Return each line containing the string "start".

**** Record excerpts

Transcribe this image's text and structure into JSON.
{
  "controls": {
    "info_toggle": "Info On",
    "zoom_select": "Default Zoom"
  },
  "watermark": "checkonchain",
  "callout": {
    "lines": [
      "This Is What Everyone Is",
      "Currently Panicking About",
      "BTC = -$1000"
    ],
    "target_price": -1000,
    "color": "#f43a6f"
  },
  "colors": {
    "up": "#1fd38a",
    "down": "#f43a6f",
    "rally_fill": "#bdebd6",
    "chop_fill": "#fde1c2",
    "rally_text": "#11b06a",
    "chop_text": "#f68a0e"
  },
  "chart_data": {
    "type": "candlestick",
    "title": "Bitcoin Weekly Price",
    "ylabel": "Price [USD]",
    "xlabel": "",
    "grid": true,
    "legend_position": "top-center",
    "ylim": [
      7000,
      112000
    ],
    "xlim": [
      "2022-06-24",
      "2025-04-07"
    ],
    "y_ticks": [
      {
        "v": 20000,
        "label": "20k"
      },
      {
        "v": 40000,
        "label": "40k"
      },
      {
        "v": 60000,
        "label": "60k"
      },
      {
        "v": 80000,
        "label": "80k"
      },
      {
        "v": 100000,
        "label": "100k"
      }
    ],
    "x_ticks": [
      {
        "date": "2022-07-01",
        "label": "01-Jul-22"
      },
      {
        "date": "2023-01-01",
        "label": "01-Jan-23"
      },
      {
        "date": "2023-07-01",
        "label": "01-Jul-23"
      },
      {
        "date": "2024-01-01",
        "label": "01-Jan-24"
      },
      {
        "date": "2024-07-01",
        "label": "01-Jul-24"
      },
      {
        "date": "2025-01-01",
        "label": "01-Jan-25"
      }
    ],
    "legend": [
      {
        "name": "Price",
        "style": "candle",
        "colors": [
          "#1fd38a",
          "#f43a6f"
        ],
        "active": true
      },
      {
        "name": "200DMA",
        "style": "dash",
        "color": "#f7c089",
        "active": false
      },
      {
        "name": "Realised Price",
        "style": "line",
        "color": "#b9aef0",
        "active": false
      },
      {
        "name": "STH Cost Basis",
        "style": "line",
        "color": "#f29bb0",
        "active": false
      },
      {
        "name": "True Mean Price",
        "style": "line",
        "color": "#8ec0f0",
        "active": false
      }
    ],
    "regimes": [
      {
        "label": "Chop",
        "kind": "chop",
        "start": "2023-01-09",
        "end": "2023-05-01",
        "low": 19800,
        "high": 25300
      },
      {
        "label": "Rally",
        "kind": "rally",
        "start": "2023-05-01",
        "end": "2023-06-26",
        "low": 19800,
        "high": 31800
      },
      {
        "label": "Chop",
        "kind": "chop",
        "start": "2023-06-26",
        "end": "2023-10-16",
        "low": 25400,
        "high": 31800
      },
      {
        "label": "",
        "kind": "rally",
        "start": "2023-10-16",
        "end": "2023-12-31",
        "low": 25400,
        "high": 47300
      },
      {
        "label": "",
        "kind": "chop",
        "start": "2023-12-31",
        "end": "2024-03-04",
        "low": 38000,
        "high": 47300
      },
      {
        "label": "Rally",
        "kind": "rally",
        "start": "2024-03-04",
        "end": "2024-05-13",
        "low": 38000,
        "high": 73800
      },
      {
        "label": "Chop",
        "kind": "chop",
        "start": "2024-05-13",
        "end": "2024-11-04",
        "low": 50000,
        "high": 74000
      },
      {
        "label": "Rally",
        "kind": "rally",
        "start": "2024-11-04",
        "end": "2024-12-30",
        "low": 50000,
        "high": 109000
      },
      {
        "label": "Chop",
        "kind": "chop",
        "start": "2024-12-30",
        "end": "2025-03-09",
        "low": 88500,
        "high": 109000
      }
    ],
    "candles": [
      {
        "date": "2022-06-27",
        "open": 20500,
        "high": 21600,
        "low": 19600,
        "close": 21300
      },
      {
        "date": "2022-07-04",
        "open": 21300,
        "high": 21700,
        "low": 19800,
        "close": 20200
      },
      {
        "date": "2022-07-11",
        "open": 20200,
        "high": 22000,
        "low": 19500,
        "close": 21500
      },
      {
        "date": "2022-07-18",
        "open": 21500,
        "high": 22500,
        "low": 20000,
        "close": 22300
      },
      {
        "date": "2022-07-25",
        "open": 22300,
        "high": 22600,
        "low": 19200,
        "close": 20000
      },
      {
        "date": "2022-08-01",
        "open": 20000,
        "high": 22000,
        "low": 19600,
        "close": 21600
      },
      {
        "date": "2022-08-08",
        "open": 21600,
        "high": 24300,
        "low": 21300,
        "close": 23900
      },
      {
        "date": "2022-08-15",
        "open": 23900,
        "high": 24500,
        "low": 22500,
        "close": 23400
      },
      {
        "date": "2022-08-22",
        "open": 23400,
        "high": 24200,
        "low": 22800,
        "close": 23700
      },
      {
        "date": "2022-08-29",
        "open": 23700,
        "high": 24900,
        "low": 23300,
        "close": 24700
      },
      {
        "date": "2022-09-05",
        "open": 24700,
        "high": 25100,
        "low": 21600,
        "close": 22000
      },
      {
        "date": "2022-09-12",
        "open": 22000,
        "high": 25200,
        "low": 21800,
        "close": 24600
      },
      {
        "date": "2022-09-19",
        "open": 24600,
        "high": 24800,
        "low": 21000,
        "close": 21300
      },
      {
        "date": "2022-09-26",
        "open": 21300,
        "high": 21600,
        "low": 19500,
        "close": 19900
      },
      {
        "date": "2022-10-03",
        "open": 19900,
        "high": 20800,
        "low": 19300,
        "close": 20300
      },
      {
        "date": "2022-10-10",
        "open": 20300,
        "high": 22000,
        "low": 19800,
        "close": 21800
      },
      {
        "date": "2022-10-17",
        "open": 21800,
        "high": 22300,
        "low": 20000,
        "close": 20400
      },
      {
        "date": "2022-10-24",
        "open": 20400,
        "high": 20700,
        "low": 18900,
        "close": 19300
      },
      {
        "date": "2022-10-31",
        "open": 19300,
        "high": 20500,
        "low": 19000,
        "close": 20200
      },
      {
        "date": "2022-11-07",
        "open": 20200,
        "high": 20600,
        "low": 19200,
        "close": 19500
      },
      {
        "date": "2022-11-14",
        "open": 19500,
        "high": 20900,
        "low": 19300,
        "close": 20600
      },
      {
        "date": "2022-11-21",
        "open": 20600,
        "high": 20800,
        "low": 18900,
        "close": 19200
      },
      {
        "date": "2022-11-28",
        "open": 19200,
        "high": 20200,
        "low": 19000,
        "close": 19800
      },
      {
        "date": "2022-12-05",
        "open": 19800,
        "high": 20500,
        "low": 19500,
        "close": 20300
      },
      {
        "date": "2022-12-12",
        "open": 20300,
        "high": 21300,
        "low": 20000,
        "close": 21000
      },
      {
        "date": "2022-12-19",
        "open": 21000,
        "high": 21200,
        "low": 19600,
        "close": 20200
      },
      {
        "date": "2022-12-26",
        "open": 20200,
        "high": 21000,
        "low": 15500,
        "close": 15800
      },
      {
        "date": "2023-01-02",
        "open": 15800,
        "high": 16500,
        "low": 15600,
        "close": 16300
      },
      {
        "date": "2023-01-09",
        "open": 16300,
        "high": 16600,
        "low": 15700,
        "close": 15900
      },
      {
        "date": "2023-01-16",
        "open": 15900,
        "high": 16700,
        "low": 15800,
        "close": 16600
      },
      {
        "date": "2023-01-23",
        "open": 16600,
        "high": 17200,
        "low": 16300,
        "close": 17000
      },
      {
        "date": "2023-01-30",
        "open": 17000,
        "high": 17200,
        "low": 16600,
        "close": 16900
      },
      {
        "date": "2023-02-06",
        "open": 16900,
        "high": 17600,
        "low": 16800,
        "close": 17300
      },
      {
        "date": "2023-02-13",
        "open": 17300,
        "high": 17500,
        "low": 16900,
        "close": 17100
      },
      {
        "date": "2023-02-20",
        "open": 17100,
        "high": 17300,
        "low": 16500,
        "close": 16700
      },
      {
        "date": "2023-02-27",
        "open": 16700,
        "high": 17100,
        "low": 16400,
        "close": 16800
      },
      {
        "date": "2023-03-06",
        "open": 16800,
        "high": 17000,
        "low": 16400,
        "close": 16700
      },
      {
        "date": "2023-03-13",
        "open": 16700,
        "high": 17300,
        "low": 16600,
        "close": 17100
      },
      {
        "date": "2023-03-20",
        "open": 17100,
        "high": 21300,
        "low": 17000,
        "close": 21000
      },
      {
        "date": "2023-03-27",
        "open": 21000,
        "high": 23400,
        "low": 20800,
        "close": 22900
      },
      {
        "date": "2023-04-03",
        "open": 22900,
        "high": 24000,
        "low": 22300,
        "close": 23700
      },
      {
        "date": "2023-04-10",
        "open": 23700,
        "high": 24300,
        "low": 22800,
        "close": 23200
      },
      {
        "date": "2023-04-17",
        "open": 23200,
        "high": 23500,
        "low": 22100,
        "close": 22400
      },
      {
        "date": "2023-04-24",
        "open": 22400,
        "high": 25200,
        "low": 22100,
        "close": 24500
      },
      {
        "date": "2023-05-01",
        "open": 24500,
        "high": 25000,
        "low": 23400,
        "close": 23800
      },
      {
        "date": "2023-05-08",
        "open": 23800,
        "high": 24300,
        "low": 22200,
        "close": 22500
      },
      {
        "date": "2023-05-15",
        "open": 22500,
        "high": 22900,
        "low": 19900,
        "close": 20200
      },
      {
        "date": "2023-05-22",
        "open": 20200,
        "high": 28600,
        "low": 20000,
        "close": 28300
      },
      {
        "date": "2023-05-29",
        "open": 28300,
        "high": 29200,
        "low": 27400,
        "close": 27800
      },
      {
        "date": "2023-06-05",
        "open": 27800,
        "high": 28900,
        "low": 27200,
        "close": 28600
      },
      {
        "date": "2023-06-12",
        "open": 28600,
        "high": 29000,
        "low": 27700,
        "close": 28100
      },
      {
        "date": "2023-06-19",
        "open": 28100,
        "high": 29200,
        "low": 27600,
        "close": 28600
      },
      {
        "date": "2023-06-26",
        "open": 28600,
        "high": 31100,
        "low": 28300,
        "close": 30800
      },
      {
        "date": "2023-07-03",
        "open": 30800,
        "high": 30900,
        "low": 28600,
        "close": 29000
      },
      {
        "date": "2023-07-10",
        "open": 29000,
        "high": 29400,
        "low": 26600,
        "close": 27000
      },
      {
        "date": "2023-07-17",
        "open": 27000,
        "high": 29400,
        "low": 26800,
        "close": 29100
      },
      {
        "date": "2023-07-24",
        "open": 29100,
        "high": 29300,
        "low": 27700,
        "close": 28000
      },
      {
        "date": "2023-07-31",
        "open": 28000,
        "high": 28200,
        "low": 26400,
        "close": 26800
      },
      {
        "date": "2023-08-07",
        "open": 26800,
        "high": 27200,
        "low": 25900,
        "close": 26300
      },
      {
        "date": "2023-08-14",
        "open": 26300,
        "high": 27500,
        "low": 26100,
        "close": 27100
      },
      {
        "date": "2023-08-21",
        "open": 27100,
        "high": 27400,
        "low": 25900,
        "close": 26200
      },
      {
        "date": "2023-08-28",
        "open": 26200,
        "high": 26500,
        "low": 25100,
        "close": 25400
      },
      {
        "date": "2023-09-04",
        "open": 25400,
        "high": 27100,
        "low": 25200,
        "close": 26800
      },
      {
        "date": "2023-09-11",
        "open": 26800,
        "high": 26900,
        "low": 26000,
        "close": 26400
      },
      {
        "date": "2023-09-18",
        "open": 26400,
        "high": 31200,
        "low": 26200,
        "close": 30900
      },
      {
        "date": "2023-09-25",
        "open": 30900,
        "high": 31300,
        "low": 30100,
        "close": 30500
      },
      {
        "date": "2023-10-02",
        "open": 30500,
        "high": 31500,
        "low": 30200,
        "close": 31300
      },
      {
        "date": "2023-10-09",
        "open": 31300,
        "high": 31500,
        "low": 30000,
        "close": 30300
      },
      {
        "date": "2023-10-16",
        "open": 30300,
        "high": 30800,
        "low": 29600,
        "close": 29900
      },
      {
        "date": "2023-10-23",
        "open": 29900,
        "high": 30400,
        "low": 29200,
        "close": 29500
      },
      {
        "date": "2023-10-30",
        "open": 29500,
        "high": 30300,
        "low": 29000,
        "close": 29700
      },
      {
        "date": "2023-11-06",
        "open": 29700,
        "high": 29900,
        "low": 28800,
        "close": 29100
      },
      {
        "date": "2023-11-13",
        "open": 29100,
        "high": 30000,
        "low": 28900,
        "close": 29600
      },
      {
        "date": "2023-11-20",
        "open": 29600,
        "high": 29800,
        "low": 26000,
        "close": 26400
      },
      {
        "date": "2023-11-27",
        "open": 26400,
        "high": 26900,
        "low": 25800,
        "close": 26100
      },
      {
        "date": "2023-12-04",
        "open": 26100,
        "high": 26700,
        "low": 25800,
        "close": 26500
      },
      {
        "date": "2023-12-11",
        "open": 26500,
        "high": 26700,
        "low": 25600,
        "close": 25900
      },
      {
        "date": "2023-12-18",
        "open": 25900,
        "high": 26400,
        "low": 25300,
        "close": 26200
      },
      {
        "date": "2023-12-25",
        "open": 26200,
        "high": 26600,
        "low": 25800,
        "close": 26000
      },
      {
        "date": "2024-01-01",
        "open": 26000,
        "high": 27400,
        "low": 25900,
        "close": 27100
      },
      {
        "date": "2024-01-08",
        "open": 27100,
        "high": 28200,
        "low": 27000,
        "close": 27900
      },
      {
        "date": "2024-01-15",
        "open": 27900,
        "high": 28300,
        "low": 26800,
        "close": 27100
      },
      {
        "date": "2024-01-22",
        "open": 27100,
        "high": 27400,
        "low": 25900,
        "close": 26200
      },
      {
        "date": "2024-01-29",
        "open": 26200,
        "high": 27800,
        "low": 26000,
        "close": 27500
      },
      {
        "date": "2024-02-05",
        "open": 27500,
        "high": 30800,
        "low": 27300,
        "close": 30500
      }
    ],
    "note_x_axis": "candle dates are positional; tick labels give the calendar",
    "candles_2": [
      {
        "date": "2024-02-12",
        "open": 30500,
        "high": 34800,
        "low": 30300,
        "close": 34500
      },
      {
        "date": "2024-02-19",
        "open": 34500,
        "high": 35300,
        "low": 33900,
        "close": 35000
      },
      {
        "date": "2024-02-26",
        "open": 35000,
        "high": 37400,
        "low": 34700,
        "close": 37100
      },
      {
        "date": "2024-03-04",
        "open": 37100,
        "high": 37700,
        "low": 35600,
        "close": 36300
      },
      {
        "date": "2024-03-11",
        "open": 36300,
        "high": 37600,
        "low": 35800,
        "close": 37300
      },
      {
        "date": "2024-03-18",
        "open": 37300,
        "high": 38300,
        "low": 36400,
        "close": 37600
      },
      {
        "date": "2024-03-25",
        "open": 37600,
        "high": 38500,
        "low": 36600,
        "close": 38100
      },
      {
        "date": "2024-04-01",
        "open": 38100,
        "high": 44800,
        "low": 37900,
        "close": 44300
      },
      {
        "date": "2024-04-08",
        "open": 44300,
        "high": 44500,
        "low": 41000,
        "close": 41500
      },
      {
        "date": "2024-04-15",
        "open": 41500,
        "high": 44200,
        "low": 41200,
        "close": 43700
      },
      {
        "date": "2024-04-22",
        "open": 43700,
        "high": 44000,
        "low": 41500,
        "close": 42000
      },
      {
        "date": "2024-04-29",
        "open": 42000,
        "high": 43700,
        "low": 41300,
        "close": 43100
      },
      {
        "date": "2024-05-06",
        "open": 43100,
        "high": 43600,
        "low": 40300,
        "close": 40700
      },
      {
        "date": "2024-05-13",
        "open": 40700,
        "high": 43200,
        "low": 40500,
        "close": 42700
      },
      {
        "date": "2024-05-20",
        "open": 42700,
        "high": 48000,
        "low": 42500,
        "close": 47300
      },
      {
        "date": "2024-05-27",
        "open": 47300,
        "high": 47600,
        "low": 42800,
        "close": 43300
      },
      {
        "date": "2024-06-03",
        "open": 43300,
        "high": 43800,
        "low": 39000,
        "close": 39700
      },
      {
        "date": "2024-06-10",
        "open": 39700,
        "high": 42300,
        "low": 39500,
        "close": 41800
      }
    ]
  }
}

********

» **Result below**:
        "start": "2023-01-09",
        "start": "2023-05-01",
        "start": "2023-06-26",
        "start": "2023-10-16",
        "start": "2023-12-31",
        "start": "2024-03-04",
        "start": "2024-05-13",
        "start": "2024-11-04",
        "start": "2024-12-30",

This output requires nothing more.